We identified the location of the recorded CL cells based on recovered biocytin-filled cells (Figure 4F) and/or photos of the location of the recording pipettes and plotted these locations in a schematic of the CL nucleus (Figure 4C). CL cells with strong (n=8) and moderate (n=15) responses to photoactivation of L5-MCtx terminals were located both within and outside of the CL (dark and light green dots, respectively). The locations of a few non-responsive cells are shown as well (grey dots).
Similar to CL responses to photoactivation of Pitx2 terminals, CL responses to photoactivation of L5-MCtx terminals exhibited frequency-dependent depression. For CL cells that responded strongly or moderately to every light pulse at 1, 2, 5, 10, and 20Hz (n=18) the ratios of the response amplitudes relative to the first pulse of each train were calculated and the population average of these ratios plotted (Figure 4D). This demonstrates that the amplitudes of responses to the 2ndpulse decreased relative to the amplitude of responses to the first pulse, and that this depression increased with train frequency.
In addition, CL neurons that responded to photoactivation of L5-MCtx terminals also exhibited tonic (black trace) and burst (green trace) firing (Figure 4E). Finally, the close association between the dendritic arbors of recorded neurons and surrounding L5-MCtx terminals is illustrated in Figure 4G. A non-linear regression analysis with curve fit revealed a trend for increased density of surrounding L5-MCtx terminals eliciting larger amplitude responses in CL neurons (Figure S5A).
Comparison of CL responses to photoactivation of L5-MCtx, SC, and Pitx2 terminals
Similar experiments were carried out to examine how photoactivation of SC terminals affects neurons in the CL. We recorded from a total of 118 CL cells (Table 2) of which 30 cells responded to photoactivation of SC terminals with either strong (n=13) or moderate (n=17) EPSC amplitudes. For cells that responded to each input (L5-MCtx, n=23, SC, n=30, Pitx2, n=55), the ratios of the response amplitudes relative to the first pulse of each train were calculated and the population average of these ratios plotted (Figure 5A). We also calculated the paired pulse ratio (response amplitude to pulse 2 divided by response amplitude to pulse 1). The ratios for most of the CL cells that responded strongly or moderately to Pitx2 (magenta dots), L5-MCtx (green squares), or SC (orange diamonds) photoactivation are plotted in Figure 5B. Pitx2 responses exhibited frequency-dependent depression that was not significantly different from SC (p>0.9999, Kruskal-Wallis test) or L5-MCtx (p=0.2197, Kruskal-Wallis test) responses. The frequency-dependent depression of L5-MCtx versus SC responses was also not significantly different (p=0.1722, Kruskal-Wallis test).

┄┄┄┄┄┄┄┄┄┄

## [Tasks to carry out]
• 1. In the passage, how many CL cells were recorded in total in the experiments on photoactivation of SC terminals?
• 2. State whether each statement below agrees with the passage, answering yes or no and quoting the words of the passage that decide it.
(a) The frequency-dependent depression of Pitx2 responses did not differ significantly from that of L5-MCtx responses.
(b) Of the CL cells that responded to photoactivation of SC terminals, 13 showed moderate EPSC amplitudes.
(c) Non-responsive cells are marked with black dots in the schematic of the CL nucleus.
• 3. Copy the part of the passage between "We identified the" and "well (grey dots).", inclusive.

## [Data provided]
┄┄┄┄┄┄┄┄┄┄

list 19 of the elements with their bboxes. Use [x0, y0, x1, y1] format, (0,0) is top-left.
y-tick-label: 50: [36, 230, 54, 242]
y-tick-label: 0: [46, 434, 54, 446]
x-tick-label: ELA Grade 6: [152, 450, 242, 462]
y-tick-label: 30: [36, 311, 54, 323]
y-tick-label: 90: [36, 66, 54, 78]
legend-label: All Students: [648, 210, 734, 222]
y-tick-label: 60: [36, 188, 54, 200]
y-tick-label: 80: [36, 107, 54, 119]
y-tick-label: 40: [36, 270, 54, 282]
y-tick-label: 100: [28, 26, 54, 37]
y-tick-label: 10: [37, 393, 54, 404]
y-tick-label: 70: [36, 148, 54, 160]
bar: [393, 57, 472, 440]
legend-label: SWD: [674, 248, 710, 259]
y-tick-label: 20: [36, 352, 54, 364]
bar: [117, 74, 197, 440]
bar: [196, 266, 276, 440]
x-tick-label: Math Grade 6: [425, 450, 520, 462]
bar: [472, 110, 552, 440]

┄┄┄┄┄┄┄┄┄┄

## [List of answers]
• 1. A total of 118 CL cells.

• 2.
(a) Yes: "Pitx2 responses exhibited frequency-dependent depression that was not significantly different from SC (p>0.9999, Kruskal-Wallis test) or L5-MCtx (p=0.2197, Kruskal-Wallis test) responses."
(b) No: "either strong (n=13) or moderate (n=17) EPSC amplitudes"
(c) No: "The locations of a few non-responsive cells are shown as well (grey dots)."

• 3.
We identified the location of the recorded CL cells based on recovered biocytin-filled cells (Figure 4F) and/or photos of the location of the recording pipettes and plotted these locations in a schematic of the CL nucleus (Figure 4C). CL cells with strong (n=8) and moderate (n=15) responses to photoactivation of L5-MCtx terminals were located both within and outside of the CL (dark and light green dots, respectively). The locations of a few non-responsive cells are shown as well (grey dots).